§ Data

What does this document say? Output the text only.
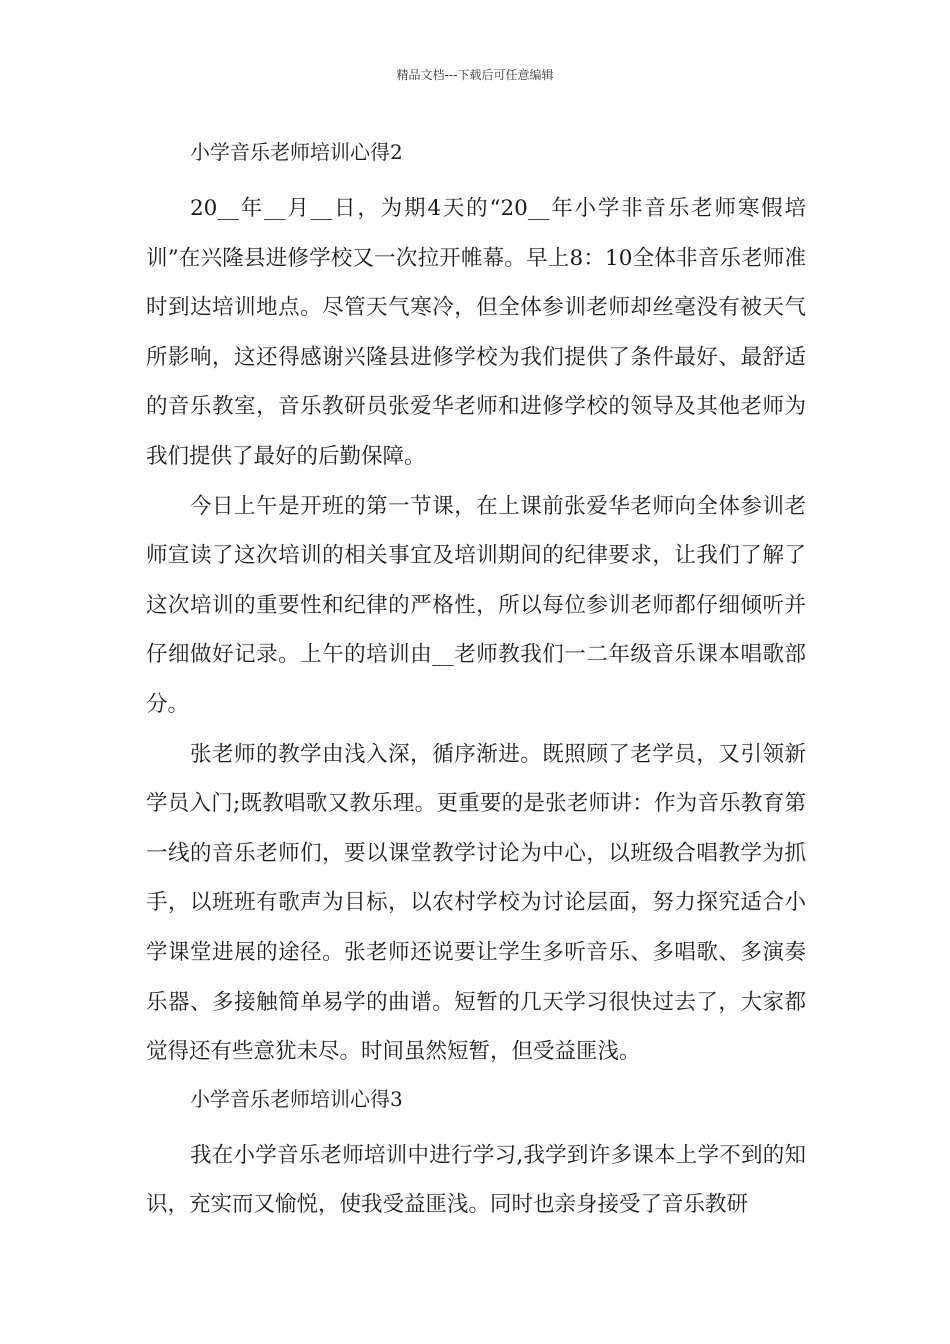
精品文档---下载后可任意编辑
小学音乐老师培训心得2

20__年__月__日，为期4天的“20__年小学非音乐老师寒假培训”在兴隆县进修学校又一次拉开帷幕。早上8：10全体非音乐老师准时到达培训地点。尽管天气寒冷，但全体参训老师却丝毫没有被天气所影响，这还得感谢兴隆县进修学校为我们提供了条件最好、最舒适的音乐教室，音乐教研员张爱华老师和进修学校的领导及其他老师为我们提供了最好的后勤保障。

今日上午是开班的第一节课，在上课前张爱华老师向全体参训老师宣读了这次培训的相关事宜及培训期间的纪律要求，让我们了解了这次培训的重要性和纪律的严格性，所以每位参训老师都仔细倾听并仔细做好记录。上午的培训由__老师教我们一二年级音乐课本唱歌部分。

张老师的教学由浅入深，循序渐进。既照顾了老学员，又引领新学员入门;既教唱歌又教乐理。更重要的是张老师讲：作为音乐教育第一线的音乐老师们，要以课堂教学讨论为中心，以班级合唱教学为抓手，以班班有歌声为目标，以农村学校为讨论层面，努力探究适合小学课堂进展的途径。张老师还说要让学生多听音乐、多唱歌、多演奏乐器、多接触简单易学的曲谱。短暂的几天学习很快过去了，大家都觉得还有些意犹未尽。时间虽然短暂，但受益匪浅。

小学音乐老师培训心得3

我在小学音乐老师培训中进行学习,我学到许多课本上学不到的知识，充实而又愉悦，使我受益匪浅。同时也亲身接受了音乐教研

§ Problem to solve
Print the whole listing above once more, word for word, without its pictures.

§ Final result
What does this document say? Output the text only.
精品文档---下载后可任意编辑
小学音乐老师培训心得2

20__年__月__日，为期4天的“20__年小学非音乐老师寒假培训”在兴隆县进修学校又一次拉开帷幕。早上8：10全体非音乐老师准时到达培训地点。尽管天气寒冷，但全体参训老师却丝毫没有被天气所影响，这还得感谢兴隆县进修学校为我们提供了条件最好、最舒适的音乐教室，音乐教研员张爱华老师和进修学校的领导及其他老师为我们提供了最好的后勤保障。

今日上午是开班的第一节课，在上课前张爱华老师向全体参训老师宣读了这次培训的相关事宜及培训期间的纪律要求，让我们了解了这次培训的重要性和纪律的严格性，所以每位参训老师都仔细倾听并仔细做好记录。上午的培训由__老师教我们一二年级音乐课本唱歌部分。

张老师的教学由浅入深，循序渐进。既照顾了老学员，又引领新学员入门;既教唱歌又教乐理。更重要的是张老师讲：作为音乐教育第一线的音乐老师们，要以课堂教学讨论为中心，以班级合唱教学为抓手，以班班有歌声为目标，以农村学校为讨论层面，努力探究适合小学课堂进展的途径。张老师还说要让学生多听音乐、多唱歌、多演奏乐器、多接触简单易学的曲谱。短暂的几天学习很快过去了，大家都觉得还有些意犹未尽。时间虽然短暂，但受益匪浅。

小学音乐老师培训心得3

我在小学音乐老师培训中进行学习,我学到许多课本上学不到的知识，充实而又愉悦，使我受益匪浅。同时也亲身接受了音乐教研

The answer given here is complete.